Data entries:
========
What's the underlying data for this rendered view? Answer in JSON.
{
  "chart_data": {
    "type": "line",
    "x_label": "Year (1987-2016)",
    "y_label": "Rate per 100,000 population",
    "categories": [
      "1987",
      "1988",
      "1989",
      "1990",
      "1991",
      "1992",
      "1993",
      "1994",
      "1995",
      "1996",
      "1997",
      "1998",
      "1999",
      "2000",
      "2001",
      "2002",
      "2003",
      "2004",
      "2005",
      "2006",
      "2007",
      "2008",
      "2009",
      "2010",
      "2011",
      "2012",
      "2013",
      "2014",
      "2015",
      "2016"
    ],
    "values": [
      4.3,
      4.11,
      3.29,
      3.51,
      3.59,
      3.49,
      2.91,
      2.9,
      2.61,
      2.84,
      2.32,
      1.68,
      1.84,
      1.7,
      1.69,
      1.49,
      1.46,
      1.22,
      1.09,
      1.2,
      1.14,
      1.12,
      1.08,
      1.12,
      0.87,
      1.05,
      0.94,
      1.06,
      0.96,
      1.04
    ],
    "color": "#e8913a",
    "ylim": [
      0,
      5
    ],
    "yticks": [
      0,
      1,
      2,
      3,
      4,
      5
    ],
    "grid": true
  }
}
========
Task requirements: Write the entire listing out again, word for word.

Solution:
What's the underlying data for this rendered view? Answer in JSON.
{
  "chart_data": {
    "type": "line",
    "x_label": "Year (1987-2016)",
    "y_label": "Rate per 100,000 population",
    "categories": [
      "1987",
      "1988",
      "1989",
      "1990",
      "1991",
      "1992",
      "1993",
      "1994",
      "1995",
      "1996",
      "1997",
      "1998",
      "1999",
      "2000",
      "2001",
      "2002",
      "2003",
      "2004",
      "2005",
      "2006",
      "2007",
      "2008",
      "2009",
      "2010",
      "2011",
      "2012",
      "2013",
      "2014",
      "2015",
      "2016"
    ],
    "values": [
      4.3,
      4.11,
      3.29,
      3.51,
      3.59,
      3.49,
      2.91,
      2.9,
      2.61,
      2.84,
      2.32,
      1.68,
      1.84,
      1.7,
      1.69,
      1.49,
      1.46,
      1.22,
      1.09,
      1.2,
      1.14,
      1.12,
      1.08,
      1.12,
      0.87,
      1.05,
      0.94,
      1.06,
      0.96,
      1.04
    ],
    "color": "#e8913a",
    "ylim": [
      0,
      5
    ],
    "yticks": [
      0,
      1,
      2,
      3,
      4,
      5
    ],
    "grid": true
  }
}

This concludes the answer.